What you have to do:
Go to the line that contains "Transcribe the text in this document." and extract it along with every line after it, exactly, through the end of the data below.

Record list:
┏━━

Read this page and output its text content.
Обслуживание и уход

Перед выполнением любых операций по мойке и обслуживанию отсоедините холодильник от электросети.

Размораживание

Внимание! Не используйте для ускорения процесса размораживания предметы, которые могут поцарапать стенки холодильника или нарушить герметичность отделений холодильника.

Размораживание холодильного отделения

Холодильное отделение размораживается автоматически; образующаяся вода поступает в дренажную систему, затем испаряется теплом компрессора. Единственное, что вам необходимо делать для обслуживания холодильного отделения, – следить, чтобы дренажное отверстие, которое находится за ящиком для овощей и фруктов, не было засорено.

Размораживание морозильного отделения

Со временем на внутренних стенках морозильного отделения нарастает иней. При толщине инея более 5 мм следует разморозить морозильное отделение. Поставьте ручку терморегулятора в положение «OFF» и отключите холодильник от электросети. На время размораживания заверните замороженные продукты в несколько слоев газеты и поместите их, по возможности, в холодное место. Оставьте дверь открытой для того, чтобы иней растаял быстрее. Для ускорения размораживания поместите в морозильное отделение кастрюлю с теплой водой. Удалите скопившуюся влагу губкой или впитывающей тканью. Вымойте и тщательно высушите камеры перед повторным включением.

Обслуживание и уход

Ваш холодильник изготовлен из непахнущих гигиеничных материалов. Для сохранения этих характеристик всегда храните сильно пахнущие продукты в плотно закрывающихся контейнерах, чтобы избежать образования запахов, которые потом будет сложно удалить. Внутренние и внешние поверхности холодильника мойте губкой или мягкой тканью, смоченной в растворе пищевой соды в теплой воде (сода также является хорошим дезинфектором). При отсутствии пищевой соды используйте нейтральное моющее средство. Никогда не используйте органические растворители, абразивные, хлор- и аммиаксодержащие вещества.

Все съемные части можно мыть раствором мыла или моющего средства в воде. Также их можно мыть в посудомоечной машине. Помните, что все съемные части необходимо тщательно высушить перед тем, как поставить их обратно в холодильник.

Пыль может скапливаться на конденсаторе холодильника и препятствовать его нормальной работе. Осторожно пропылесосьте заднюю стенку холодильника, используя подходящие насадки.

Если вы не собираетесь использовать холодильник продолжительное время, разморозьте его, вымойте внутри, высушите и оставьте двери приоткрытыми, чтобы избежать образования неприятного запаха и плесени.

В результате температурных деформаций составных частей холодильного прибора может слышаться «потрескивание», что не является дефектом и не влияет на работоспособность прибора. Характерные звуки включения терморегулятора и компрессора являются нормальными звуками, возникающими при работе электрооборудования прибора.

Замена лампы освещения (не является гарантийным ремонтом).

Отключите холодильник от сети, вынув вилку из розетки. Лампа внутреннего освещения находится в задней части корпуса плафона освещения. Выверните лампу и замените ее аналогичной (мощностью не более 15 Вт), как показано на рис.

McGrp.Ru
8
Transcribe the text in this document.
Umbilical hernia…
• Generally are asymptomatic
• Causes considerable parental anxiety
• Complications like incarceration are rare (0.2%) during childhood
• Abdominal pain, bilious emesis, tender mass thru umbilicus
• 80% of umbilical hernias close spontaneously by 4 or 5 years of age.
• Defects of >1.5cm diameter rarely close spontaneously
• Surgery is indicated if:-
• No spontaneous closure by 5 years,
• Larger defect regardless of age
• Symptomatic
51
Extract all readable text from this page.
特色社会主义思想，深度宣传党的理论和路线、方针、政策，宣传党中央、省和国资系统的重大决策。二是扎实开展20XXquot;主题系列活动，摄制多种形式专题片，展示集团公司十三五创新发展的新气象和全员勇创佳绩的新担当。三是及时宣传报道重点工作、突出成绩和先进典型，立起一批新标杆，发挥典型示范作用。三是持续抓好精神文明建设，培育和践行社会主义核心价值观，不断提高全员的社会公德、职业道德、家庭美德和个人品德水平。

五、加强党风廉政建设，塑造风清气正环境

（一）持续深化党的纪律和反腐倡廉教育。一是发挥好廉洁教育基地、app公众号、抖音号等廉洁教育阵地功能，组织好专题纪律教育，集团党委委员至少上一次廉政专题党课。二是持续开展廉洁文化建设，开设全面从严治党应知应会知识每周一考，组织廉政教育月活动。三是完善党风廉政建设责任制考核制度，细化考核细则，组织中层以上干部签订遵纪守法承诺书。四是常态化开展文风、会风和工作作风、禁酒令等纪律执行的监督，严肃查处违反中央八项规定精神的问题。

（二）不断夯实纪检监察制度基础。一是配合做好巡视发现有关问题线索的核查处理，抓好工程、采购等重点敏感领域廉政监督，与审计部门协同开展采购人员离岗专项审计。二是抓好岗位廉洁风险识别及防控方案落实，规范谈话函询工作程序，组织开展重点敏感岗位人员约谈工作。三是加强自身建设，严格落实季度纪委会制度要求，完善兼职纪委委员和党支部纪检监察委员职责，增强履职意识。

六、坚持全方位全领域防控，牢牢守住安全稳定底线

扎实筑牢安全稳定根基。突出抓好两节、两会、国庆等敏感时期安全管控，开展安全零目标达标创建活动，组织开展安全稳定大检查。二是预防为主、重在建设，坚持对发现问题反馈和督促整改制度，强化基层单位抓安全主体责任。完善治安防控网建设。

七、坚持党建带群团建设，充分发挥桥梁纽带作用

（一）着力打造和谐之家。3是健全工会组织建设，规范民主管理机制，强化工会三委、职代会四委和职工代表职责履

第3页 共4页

┗━━

Completed task:
Transcribe the text in this document.
Umbilical hernia…
• Generally are asymptomatic
• Causes considerable parental anxiety
• Complications like incarceration are rare (0.2%) during childhood
• Abdominal pain, bilious emesis, tender mass thru umbilicus
• 80% of umbilical hernias close spontaneously by 4 or 5 years of age.
• Defects of >1.5cm diameter rarely close spontaneously
• Surgery is indicated if:-
• No spontaneous closure by 5 years,
• Larger defect regardless of age
• Symptomatic
51
Extract all readable text from this page.
特色社会主义思想，深度宣传党的理论和路线、方针、政策，宣传党中央、省和国资系统的重大决策。二是扎实开展20XXquot;主题系列活动，摄制多种形式专题片，展示集团公司十三五创新发展的新气象和全员勇创佳绩的新担当。三是及时宣传报道重点工作、突出成绩和先进典型，立起一批新标杆，发挥典型示范作用。三是持续抓好精神文明建设，培育和践行社会主义核心价值观，不断提高全员的社会公德、职业道德、家庭美德和个人品德水平。

五、加强党风廉政建设，塑造风清气正环境

（一）持续深化党的纪律和反腐倡廉教育。一是发挥好廉洁教育基地、app公众号、抖音号等廉洁教育阵地功能，组织好专题纪律教育，集团党委委员至少上一次廉政专题党课。二是持续开展廉洁文化建设，开设全面从严治党应知应会知识每周一考，组织廉政教育月活动。三是完善党风廉政建设责任制考核制度，细化考核细则，组织中层以上干部签订遵纪守法承诺书。四是常态化开展文风、会风和工作作风、禁酒令等纪律执行的监督，严肃查处违反中央八项规定精神的问题。

（二）不断夯实纪检监察制度基础。一是配合做好巡视发现有关问题线索的核查处理，抓好工程、采购等重点敏感领域廉政监督，与审计部门协同开展采购人员离岗专项审计。二是抓好岗位廉洁风险识别及防控方案落实，规范谈话函询工作程序，组织开展重点敏感岗位人员约谈工作。三是加强自身建设，严格落实季度纪委会制度要求，完善兼职纪委委员和党支部纪检监察委员职责，增强履职意识。

六、坚持全方位全领域防控，牢牢守住安全稳定底线

扎实筑牢安全稳定根基。突出抓好两节、两会、国庆等敏感时期安全管控，开展安全零目标达标创建活动，组织开展安全稳定大检查。二是预防为主、重在建设，坚持对发现问题反馈和督促整改制度，强化基层单位抓安全主体责任。完善治安防控网建设。

七、坚持党建带群团建设，充分发挥桥梁纽带作用

（一）着力打造和谐之家。3是健全工会组织建设，规范民主管理机制，强化工会三委、职代会四委和职工代表职责履

第3页 共4页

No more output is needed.